◆ Written instruction
Select, from the data, each line where "ΟΥΣΙΑΣΤΙΚΟ" occurs.

━━━━━ Data for processing

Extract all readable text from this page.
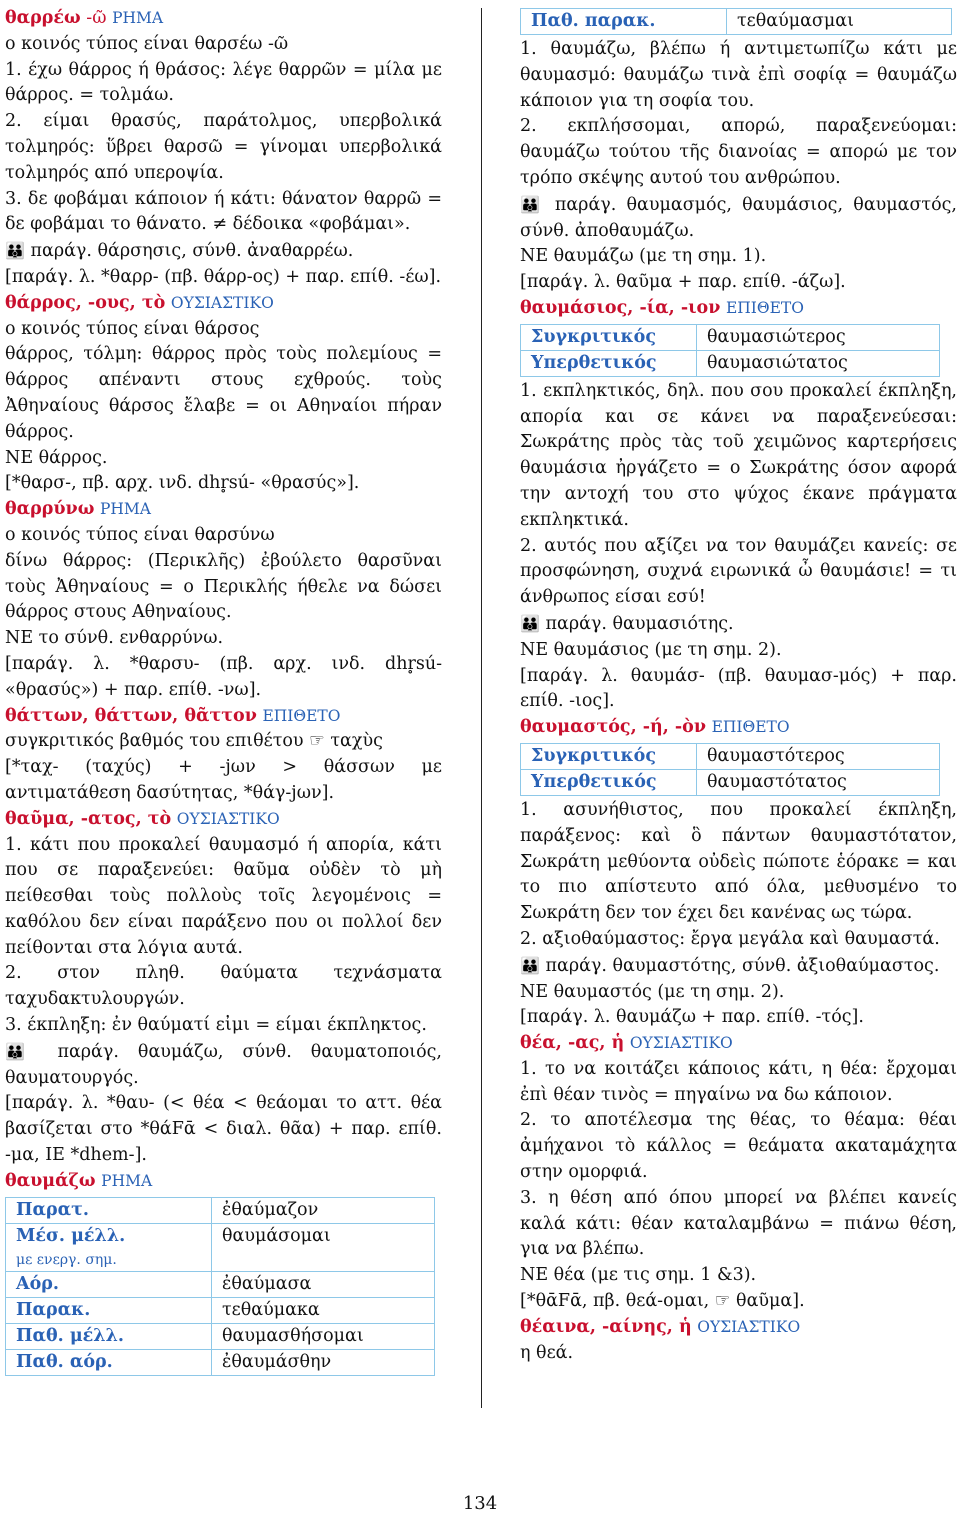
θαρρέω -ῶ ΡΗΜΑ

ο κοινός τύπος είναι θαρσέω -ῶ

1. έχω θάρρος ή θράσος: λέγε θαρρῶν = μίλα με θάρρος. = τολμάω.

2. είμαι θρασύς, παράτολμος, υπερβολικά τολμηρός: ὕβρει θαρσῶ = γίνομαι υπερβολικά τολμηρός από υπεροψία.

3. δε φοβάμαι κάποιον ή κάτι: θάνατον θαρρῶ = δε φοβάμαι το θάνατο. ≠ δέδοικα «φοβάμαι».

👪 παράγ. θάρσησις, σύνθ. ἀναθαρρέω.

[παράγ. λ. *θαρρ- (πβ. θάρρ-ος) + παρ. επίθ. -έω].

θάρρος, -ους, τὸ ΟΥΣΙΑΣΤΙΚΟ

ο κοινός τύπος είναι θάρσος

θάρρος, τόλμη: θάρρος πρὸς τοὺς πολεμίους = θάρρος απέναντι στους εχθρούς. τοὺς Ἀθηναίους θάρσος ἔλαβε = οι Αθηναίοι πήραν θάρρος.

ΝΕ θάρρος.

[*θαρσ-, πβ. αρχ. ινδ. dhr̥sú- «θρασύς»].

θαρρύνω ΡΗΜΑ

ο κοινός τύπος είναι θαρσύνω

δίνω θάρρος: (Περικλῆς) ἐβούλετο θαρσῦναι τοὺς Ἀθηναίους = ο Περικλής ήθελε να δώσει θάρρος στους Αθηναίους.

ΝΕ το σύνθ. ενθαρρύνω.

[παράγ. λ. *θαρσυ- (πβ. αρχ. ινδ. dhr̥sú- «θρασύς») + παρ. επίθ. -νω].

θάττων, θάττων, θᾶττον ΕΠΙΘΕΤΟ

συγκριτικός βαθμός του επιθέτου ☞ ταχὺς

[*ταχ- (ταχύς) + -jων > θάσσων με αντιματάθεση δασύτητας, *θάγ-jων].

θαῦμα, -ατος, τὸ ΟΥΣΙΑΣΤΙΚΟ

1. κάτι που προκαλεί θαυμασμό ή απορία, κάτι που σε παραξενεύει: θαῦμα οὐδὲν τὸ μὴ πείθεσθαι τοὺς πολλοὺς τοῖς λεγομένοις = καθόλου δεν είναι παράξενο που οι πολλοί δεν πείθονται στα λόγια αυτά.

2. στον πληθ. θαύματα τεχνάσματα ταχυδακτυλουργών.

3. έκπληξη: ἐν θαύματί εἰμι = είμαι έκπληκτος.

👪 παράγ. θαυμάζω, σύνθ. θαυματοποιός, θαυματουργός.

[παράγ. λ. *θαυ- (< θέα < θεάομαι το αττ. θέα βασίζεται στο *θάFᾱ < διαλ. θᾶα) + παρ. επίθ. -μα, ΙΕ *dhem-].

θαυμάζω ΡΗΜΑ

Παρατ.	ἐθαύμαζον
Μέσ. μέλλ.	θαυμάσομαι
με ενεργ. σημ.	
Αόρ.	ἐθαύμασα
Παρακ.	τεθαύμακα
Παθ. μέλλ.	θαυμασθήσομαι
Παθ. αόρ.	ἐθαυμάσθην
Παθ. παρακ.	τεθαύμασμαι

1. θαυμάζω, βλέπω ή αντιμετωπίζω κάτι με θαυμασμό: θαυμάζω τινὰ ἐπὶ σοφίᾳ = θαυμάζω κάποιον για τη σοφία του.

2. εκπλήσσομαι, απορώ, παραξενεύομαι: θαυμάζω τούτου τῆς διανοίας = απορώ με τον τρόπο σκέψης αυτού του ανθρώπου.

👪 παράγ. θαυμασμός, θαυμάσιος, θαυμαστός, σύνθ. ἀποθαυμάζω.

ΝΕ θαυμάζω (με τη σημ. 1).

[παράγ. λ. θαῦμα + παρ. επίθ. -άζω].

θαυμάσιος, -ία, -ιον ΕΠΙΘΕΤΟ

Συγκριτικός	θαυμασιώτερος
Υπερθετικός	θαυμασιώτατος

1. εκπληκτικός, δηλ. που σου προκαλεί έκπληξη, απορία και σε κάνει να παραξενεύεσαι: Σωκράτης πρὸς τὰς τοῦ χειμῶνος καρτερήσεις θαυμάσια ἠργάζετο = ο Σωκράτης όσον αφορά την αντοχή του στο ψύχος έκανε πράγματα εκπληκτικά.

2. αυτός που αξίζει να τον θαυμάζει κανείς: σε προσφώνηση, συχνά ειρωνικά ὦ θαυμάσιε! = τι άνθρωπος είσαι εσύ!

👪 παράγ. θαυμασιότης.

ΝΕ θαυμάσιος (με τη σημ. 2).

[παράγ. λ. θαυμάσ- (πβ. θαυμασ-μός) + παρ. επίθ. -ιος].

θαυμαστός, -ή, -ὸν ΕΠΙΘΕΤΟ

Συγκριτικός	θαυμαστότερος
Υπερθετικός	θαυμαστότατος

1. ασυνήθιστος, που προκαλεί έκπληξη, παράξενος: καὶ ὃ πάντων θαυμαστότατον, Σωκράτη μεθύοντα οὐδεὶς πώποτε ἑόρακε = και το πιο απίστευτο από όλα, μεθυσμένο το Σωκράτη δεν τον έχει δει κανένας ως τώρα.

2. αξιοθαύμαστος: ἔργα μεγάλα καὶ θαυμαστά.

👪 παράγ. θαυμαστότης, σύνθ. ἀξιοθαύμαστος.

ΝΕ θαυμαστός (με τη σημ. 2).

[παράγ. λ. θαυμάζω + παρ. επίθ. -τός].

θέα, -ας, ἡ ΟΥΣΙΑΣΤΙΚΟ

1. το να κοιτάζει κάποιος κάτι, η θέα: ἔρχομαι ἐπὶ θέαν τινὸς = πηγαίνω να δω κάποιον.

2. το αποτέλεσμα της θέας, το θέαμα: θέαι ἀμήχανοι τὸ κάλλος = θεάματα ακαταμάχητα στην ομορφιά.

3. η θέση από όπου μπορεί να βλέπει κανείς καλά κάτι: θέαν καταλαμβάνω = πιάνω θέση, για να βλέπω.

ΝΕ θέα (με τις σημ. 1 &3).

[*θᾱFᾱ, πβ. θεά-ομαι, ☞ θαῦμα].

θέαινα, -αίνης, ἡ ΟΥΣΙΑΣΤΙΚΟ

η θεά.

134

━━━━━━━━━━

◆ Completed exercise
θάρρος, -ους, τὸ ΟΥΣΙΑΣΤΙΚΟ
θαῦμα, -ατος, τὸ ΟΥΣΙΑΣΤΙΚΟ
θέα, -ας, ἡ ΟΥΣΙΑΣΤΙΚΟ
θέαινα, -αίνης, ἡ ΟΥΣΙΑΣΤΙΚΟ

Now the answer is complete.